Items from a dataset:
####

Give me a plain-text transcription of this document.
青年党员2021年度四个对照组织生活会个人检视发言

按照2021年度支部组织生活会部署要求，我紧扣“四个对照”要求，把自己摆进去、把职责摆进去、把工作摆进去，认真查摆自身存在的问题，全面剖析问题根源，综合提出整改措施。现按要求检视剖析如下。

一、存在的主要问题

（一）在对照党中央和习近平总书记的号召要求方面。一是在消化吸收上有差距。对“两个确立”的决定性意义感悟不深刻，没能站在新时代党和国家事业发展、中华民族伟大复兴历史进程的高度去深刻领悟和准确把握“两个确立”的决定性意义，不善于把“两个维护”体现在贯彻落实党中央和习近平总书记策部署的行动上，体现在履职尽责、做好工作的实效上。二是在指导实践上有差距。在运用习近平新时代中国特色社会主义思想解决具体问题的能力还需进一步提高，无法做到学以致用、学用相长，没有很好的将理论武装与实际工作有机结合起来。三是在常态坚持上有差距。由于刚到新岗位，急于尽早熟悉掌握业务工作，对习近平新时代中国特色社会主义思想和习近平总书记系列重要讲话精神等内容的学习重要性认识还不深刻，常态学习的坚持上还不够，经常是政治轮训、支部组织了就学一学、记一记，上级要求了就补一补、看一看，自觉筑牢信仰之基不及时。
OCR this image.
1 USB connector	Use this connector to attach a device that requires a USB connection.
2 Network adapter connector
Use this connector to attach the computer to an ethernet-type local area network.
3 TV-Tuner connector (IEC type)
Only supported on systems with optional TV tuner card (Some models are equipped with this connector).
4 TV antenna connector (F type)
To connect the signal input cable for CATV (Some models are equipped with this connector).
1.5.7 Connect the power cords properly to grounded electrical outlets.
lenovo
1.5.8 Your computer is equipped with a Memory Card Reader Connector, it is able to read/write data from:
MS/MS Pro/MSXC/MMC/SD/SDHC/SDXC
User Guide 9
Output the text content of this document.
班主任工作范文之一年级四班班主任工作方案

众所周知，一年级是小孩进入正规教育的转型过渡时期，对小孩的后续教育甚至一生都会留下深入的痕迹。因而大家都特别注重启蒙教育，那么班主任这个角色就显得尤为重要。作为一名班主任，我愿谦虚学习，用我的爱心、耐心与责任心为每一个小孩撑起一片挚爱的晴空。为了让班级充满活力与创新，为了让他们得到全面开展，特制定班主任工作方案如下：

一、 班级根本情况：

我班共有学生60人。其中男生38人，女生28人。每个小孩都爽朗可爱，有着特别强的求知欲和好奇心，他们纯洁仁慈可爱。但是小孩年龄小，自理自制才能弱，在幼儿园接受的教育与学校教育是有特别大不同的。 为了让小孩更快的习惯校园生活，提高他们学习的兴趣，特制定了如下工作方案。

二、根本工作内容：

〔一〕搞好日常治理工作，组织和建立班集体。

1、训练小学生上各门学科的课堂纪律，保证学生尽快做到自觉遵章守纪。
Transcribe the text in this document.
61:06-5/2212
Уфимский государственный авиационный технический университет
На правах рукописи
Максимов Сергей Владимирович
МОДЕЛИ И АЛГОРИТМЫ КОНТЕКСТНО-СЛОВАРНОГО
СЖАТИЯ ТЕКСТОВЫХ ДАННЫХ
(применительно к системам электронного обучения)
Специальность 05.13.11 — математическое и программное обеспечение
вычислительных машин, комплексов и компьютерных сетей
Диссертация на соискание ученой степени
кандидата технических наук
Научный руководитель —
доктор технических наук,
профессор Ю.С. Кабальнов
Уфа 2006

####

■ **Required task**: Each line containing "наук" counts once; state the total number of such lines and nothing else.

■ **The output**: 2